• [Collected data entries]
## Start
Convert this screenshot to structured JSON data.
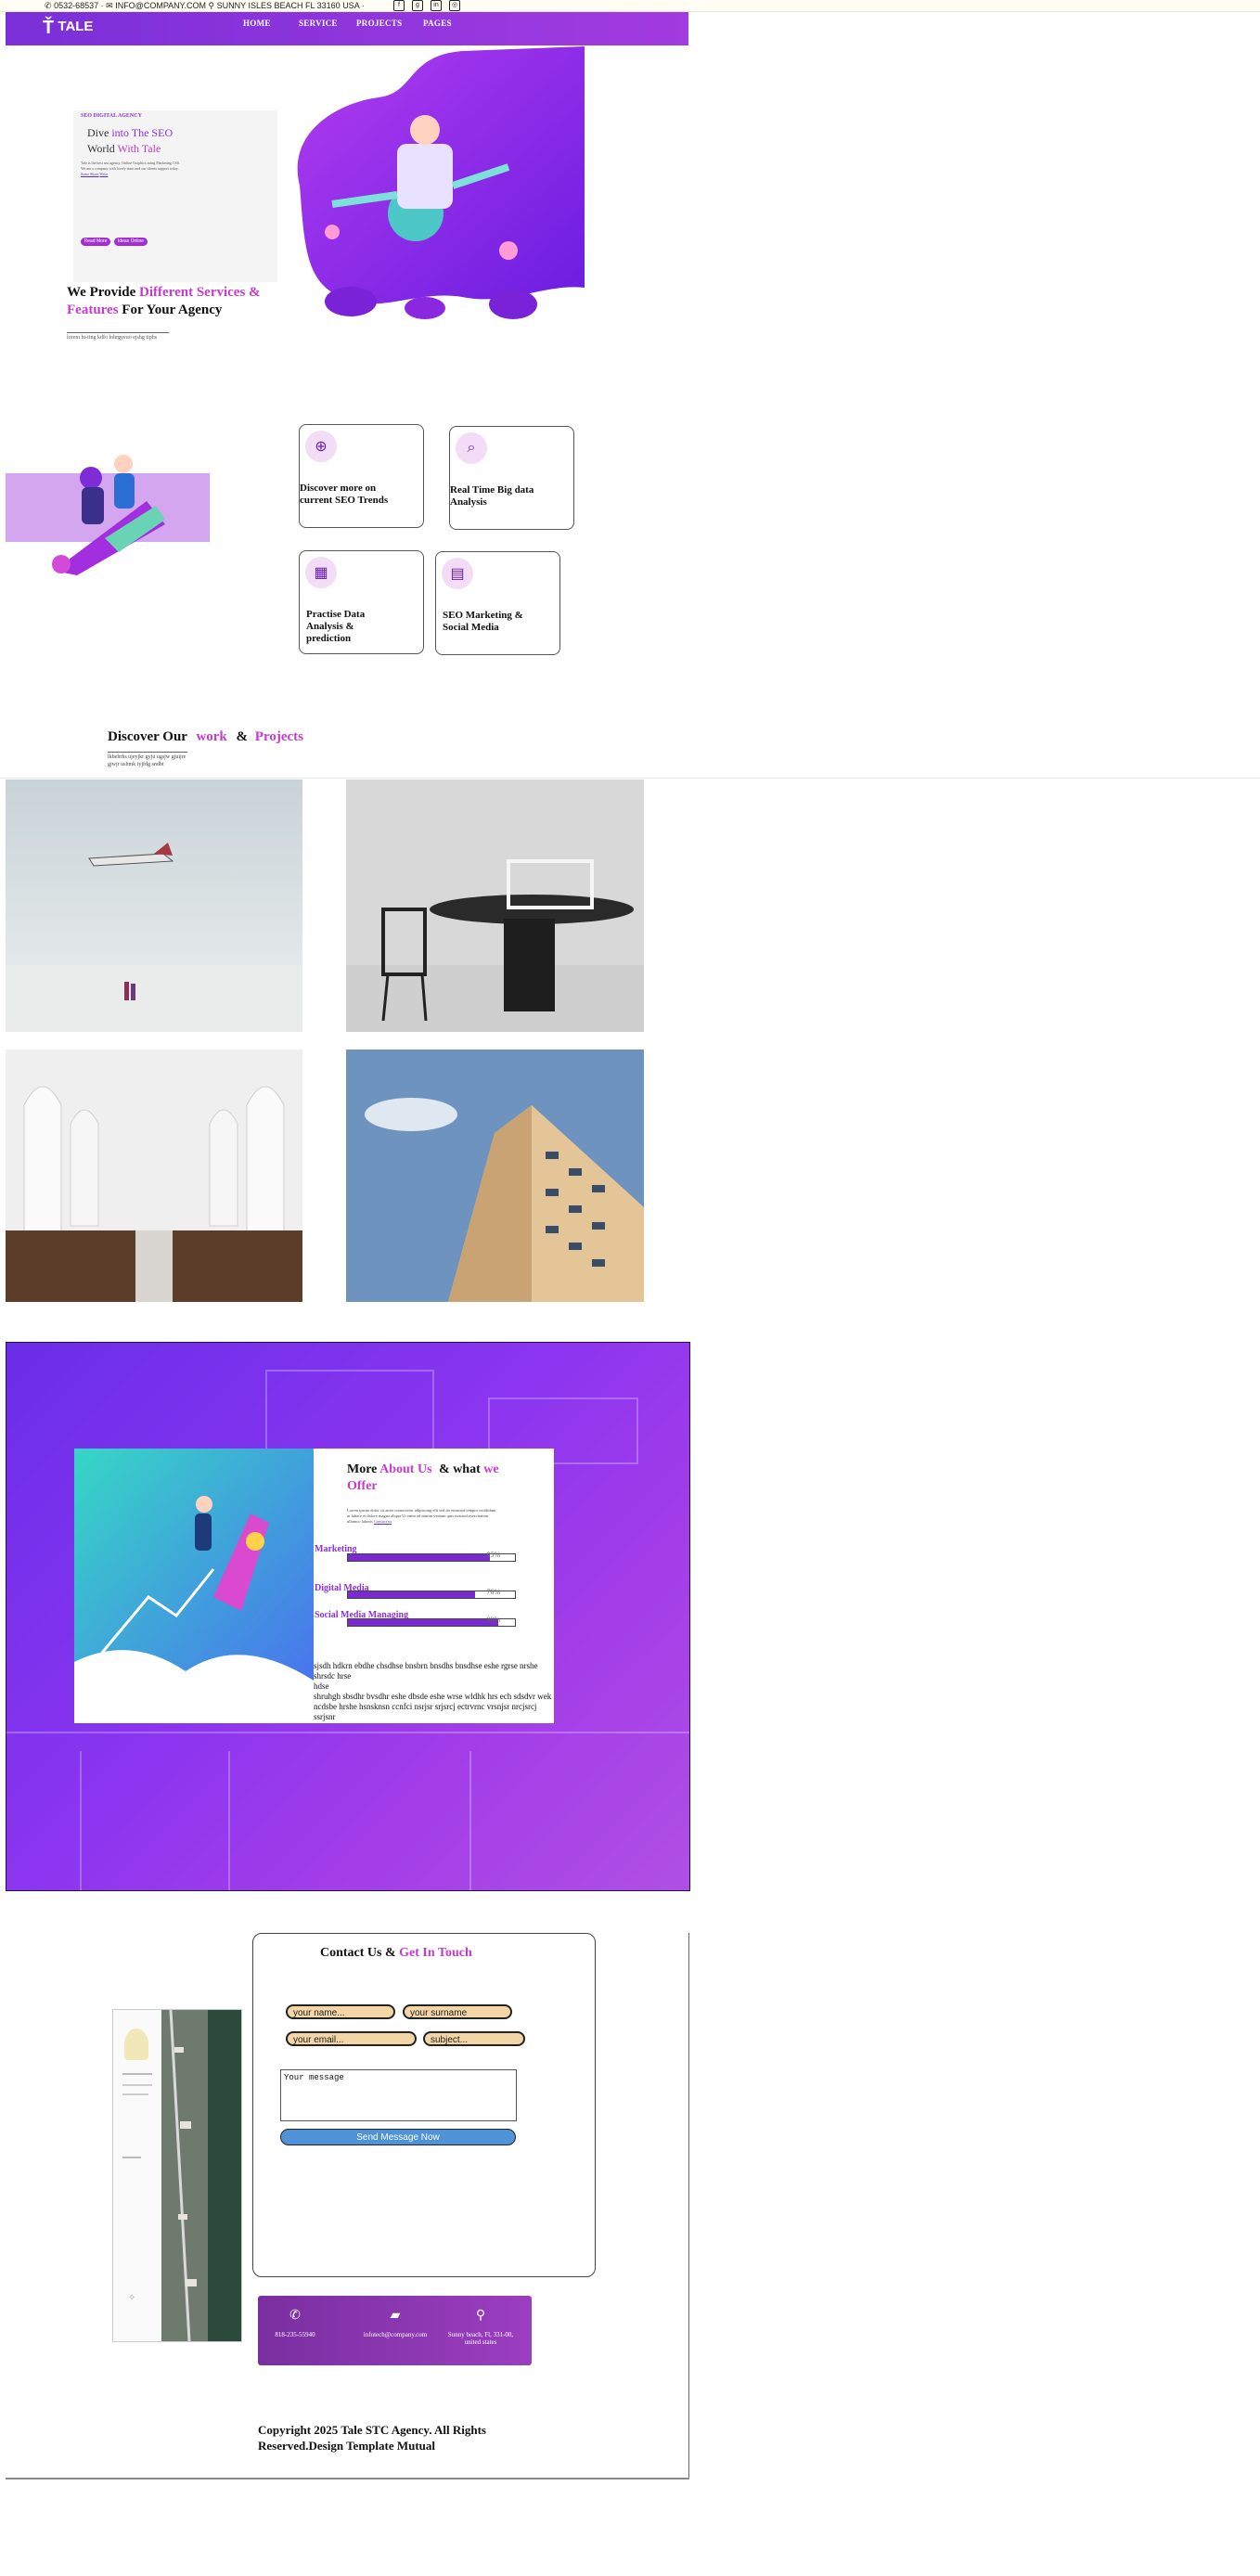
{
  "topbar": {
    "phone": "0532-68537 ·",
    "email": "INFO@COMPANY.COM",
    "address": "SUNNY ISLES BEACH FL 33160 USA ·",
    "socials": [
      "facebook-icon",
      "github-icon",
      "linkedin-icon",
      "instagram-icon"
    ]
  },
  "nav": {
    "logo": "TALE",
    "items": [
      "HOME",
      "SERVICE",
      "PROJECTS",
      "PAGES"
    ]
  },
  "hero": {
    "eyebrow": "SEO DIGITAL AGENCY",
    "line1_a": "Dive",
    "line1_b": "into The SEO",
    "line2_a": "World",
    "line2_b": "With Tale",
    "paragraph": "Tale is the best seo agency. Online Graphics using Marketing CSS. We are a company with lovely team and our clients support today.",
    "link_a": "Some Shore",
    "link_b": "Write",
    "btn1": "Read More",
    "btn2": "Ideas Online"
  },
  "services": {
    "title_a": "We Provide",
    "title_b": "Different Services &",
    "title_c": "Features",
    "title_d": "For Your Agency",
    "note": "lorem ht-ting kdfo lohrgyeuo ejshg tiphs",
    "cards": [
      {
        "icon": "globe-search-icon",
        "title": "Discover more on current SEO Trends"
      },
      {
        "icon": "magnify-chart-icon",
        "title": "Real Time Big data Analysis"
      },
      {
        "icon": "data-analysis-icon",
        "title": "Practise Data Analysis & prediction"
      },
      {
        "icon": "marketing-board-icon",
        "title": "SEO Marketing & Social Media"
      }
    ]
  },
  "work": {
    "title_a": "Discover Our",
    "title_b": "work",
    "title_c": "&",
    "title_d": "Projects",
    "sub": "lkbehrhs ujeyjkr gyju ugsjw gjuijre gjwjr ushmk iyjfdg sndbt"
  },
  "about": {
    "title_a": "More",
    "title_b": "About Us",
    "title_c": "& what",
    "title_d": "we",
    "title_e": "Offer",
    "paragraph": "Lorem ipsum dolor sit amet consectetur adipiscing elit sed do eiusmod tempor incididunt ut labore et dolore magna aliqua Ut enim ad minim veniam quis nostrud exercitation ullamco laboris",
    "link": "Contact us",
    "skills": [
      {
        "label": "Marketing",
        "value": 0.85,
        "pct": "85%"
      },
      {
        "label": "Digital Media",
        "value": 0.76,
        "pct": "76%"
      },
      {
        "label": "Social Media Managing",
        "value": 0.9,
        "pct": "90%"
      }
    ],
    "lines": [
      "sjsdh hdkrn ebdhe chsdhse bnsbrn bnsdhs bnsdhse eshe rgrse nrshe",
      "shrsdc hrse",
      "hdse",
      "shruhgh sbsdhr bvsdhr eshe dbsde eshe wrse wldhk hrs ech sdsdvr wek",
      "ncdsbe hrshe hsnsknsn ccnfci nsrjsr srjsrcj ectrvrnc vrsnjsr nrcjsrcj ssrjsnr"
    ]
  },
  "contact": {
    "title_a": "Contact Us &",
    "title_b": "Get In Touch",
    "name_ph": "your name...",
    "surname_ph": "your surname",
    "email_ph": "your email...",
    "subject_ph": "subject...",
    "message_ph": "Your message",
    "send": "Send Message Now",
    "info": [
      {
        "icon": "phone-icon",
        "text": "818-235-55940"
      },
      {
        "icon": "chat-icon",
        "text": "infotech@company.com"
      },
      {
        "icon": "location-pin-icon",
        "text": "Sunny beach, Fl, 331-00, united states"
      }
    ]
  },
  "footer": {
    "copyright": "Copyright 2025 Tale STC Agency. All Rights Reserved.Design Template Mutual"
  },
  "colors": {
    "accent": "#8c2fe0",
    "pink": "#c73acd",
    "field": "#f3d5a6",
    "send": "#4e92d8"
  }
}
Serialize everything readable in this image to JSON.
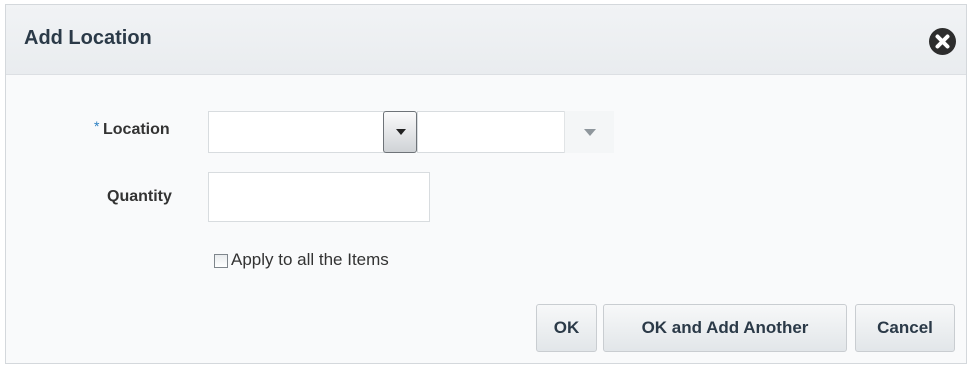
{
  "dialog": {
    "title": "Add Location"
  },
  "form": {
    "location_label": "Location",
    "required_marker": "*",
    "location_type_value": "",
    "location_value": "",
    "quantity_label": "Quantity",
    "quantity_value": "",
    "apply_all_label": "Apply to all the Items",
    "apply_all_checked": false
  },
  "buttons": {
    "ok": "OK",
    "ok_add_another": "OK and Add Another",
    "cancel": "Cancel"
  },
  "icons": {
    "close": "close-icon",
    "dropdown": "chevron-down-icon"
  },
  "colors": {
    "required": "#2a7fc2",
    "title": "#2b3a48"
  }
}
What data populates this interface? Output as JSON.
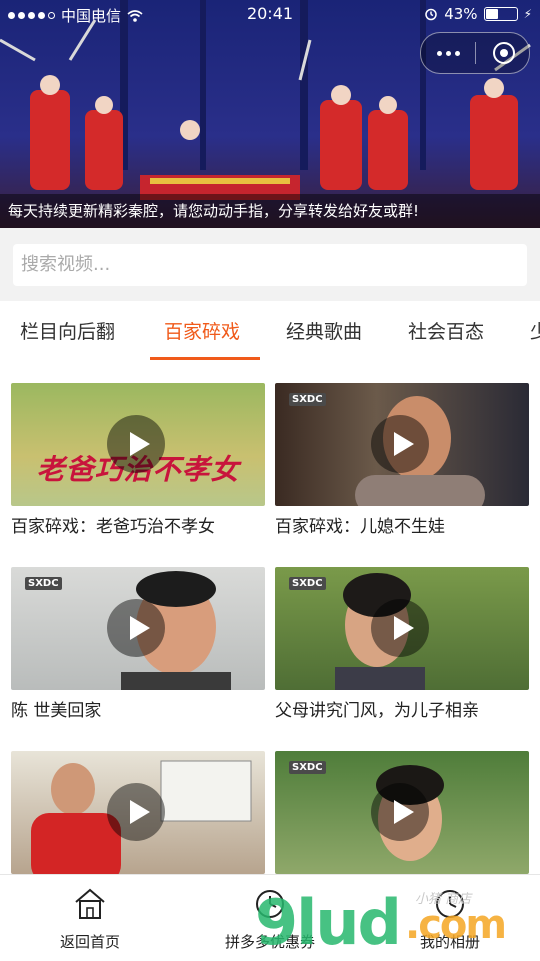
{
  "status_bar": {
    "carrier": "中国电信",
    "time": "20:41",
    "battery": "43%",
    "battery_level": 0.43
  },
  "banner": {
    "caption": "每天持续更新精彩秦腔，请您动动手指，分享转发给好友或群!"
  },
  "search": {
    "placeholder": "搜索视频..."
  },
  "tabs": [
    {
      "label": "栏目向后翻",
      "active": false
    },
    {
      "label": "百家碎戏",
      "active": true
    },
    {
      "label": "经典歌曲",
      "active": false
    },
    {
      "label": "社会百态",
      "active": false
    },
    {
      "label": "少",
      "active": false
    }
  ],
  "videos": [
    {
      "title": "百家碎戏：老爸巧治不孝女",
      "overlay_text": "老爸巧治不孝女"
    },
    {
      "title": "百家碎戏：儿媳不生娃",
      "channel_tag": "SXDC"
    },
    {
      "title": "陈 世美回家",
      "channel_tag": "SXDC"
    },
    {
      "title": "父母讲究门风，为儿子相亲",
      "channel_tag": "SXDC"
    },
    {
      "title": "",
      "channel_tag": ""
    },
    {
      "title": "",
      "channel_tag": "SXDC"
    }
  ],
  "bottom_nav": [
    {
      "label": "返回首页",
      "icon": "house-icon"
    },
    {
      "label": "拼多多优惠券",
      "icon": "clock-icon"
    },
    {
      "label": "我的相册",
      "icon": "clock-icon"
    }
  ],
  "watermark": {
    "brand": "9lud",
    "suffix": ".com",
    "shop": "小猪 商店"
  },
  "colors": {
    "accent": "#f05a1a",
    "search_bg": "#f2f2f2",
    "watermark_green": "#27b86e",
    "watermark_orange": "#f5a623"
  }
}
## End
• [Job] Pictures are excluded; copy every other part of the records exactly.

• [Completed task]
Convert this screenshot to structured JSON data.
{
  "topbar": {
    "phone": "0532-68537 ·",
    "email": "INFO@COMPANY.COM",
    "address": "SUNNY ISLES BEACH FL 33160 USA ·",
    "socials": [
      "facebook-icon",
      "github-icon",
      "linkedin-icon",
      "instagram-icon"
    ]
  },
  "nav": {
    "logo": "TALE",
    "items": [
      "HOME",
      "SERVICE",
      "PROJECTS",
      "PAGES"
    ]
  },
  "hero": {
    "eyebrow": "SEO DIGITAL AGENCY",
    "line1_a": "Dive",
    "line1_b": "into The SEO",
    "line2_a": "World",
    "line2_b": "With Tale",
    "paragraph": "Tale is the best seo agency. Online Graphics using Marketing CSS. We are a company with lovely team and our clients support today.",
    "link_a": "Some Shore",
    "link_b": "Write",
    "btn1": "Read More",
    "btn2": "Ideas Online"
  },
  "services": {
    "title_a": "We Provide",
    "title_b": "Different Services &",
    "title_c": "Features",
    "title_d": "For Your Agency",
    "note": "lorem ht-ting kdfo lohrgyeuo ejshg tiphs",
    "cards": [
      {
        "icon": "globe-search-icon",
        "title": "Discover more on current SEO Trends"
      },
      {
        "icon": "magnify-chart-icon",
        "title": "Real Time Big data Analysis"
      },
      {
        "icon": "data-analysis-icon",
        "title": "Practise Data Analysis & prediction"
      },
      {
        "icon": "marketing-board-icon",
        "title": "SEO Marketing & Social Media"
      }
    ]
  },
  "work": {
    "title_a": "Discover Our",
    "title_b": "work",
    "title_c": "&",
    "title_d": "Projects",
    "sub": "lkbehrhs ujeyjkr gyju ugsjw gjuijre gjwjr ushmk iyjfdg sndbt"
  },
  "about": {
    "title_a": "More",
    "title_b": "About Us",
    "title_c": "& what",
    "title_d": "we",
    "title_e": "Offer",
    "paragraph": "Lorem ipsum dolor sit amet consectetur adipiscing elit sed do eiusmod tempor incididunt ut labore et dolore magna aliqua Ut enim ad minim veniam quis nostrud exercitation ullamco laboris",
    "link": "Contact us",
    "skills": [
      {
        "label": "Marketing",
        "value": 0.85,
        "pct": "85%"
      },
      {
        "label": "Digital Media",
        "value": 0.76,
        "pct": "76%"
      },
      {
        "label": "Social Media Managing",
        "value": 0.9,
        "pct": "90%"
      }
    ],
    "lines": [
      "sjsdh hdkrn ebdhe chsdhse bnsbrn bnsdhs bnsdhse eshe rgrse nrshe",
      "shrsdc hrse",
      "hdse",
      "shruhgh sbsdhr bvsdhr eshe dbsde eshe wrse wldhk hrs ech sdsdvr wek",
      "ncdsbe hrshe hsnsknsn ccnfci nsrjsr srjsrcj ectrvrnc vrsnjsr nrcjsrcj ssrjsnr"
    ]
  },
  "contact": {
    "title_a": "Contact Us &",
    "title_b": "Get In Touch",
    "name_ph": "your name...",
    "surname_ph": "your surname",
    "email_ph": "your email...",
    "subject_ph": "subject...",
    "message_ph": "Your message",
    "send": "Send Message Now",
    "info": [
      {
        "icon": "phone-icon",
        "text": "818-235-55940"
      },
      {
        "icon": "chat-icon",
        "text": "infotech@company.com"
      },
      {
        "icon": "location-pin-icon",
        "text": "Sunny beach, Fl, 331-00, united states"
      }
    ]
  },
  "footer": {
    "copyright": "Copyright 2025 Tale STC Agency. All Rights Reserved.Design Template Mutual"
  },
  "colors": {
    "accent": "#8c2fe0",
    "pink": "#c73acd",
    "field": "#f3d5a6",
    "send": "#4e92d8"
  }
}
Serialize everything readable in this image to JSON.
{
  "dialog": {
    "title": "Add Location"
  },
  "form": {
    "location_label": "Location",
    "required_marker": "*",
    "location_type_value": "",
    "location_value": "",
    "quantity_label": "Quantity",
    "quantity_value": "",
    "apply_all_label": "Apply to all the Items",
    "apply_all_checked": false
  },
  "buttons": {
    "ok": "OK",
    "ok_add_another": "OK and Add Another",
    "cancel": "Cancel"
  },
  "icons": {
    "close": "close-icon",
    "dropdown": "chevron-down-icon"
  },
  "colors": {
    "required": "#2a7fc2",
    "title": "#2b3a48"
  }
}
What data populates this interface? Output as JSON.
{
  "status_bar": {
    "carrier": "中国电信",
    "time": "20:41",
    "battery": "43%",
    "battery_level": 0.43
  },
  "banner": {
    "caption": "每天持续更新精彩秦腔，请您动动手指，分享转发给好友或群!"
  },
  "search": {
    "placeholder": "搜索视频..."
  },
  "tabs": [
    {
      "label": "栏目向后翻",
      "active": false
    },
    {
      "label": "百家碎戏",
      "active": true
    },
    {
      "label": "经典歌曲",
      "active": false
    },
    {
      "label": "社会百态",
      "active": false
    },
    {
      "label": "少",
      "active": false
    }
  ],
  "videos": [
    {
      "title": "百家碎戏：老爸巧治不孝女",
      "overlay_text": "老爸巧治不孝女"
    },
    {
      "title": "百家碎戏：儿媳不生娃",
      "channel_tag": "SXDC"
    },
    {
      "title": "陈 世美回家",
      "channel_tag": "SXDC"
    },
    {
      "title": "父母讲究门风，为儿子相亲",
      "channel_tag": "SXDC"
    },
    {
      "title": "",
      "channel_tag": ""
    },
    {
      "title": "",
      "channel_tag": "SXDC"
    }
  ],
  "bottom_nav": [
    {
      "label": "返回首页",
      "icon": "house-icon"
    },
    {
      "label": "拼多多优惠券",
      "icon": "clock-icon"
    },
    {
      "label": "我的相册",
      "icon": "clock-icon"
    }
  ],
  "watermark": {
    "brand": "9lud",
    "suffix": ".com",
    "shop": "小猪 商店"
  },
  "colors": {
    "accent": "#f05a1a",
    "search_bg": "#f2f2f2",
    "watermark_green": "#27b86e",
    "watermark_orange": "#f5a623"
  }
}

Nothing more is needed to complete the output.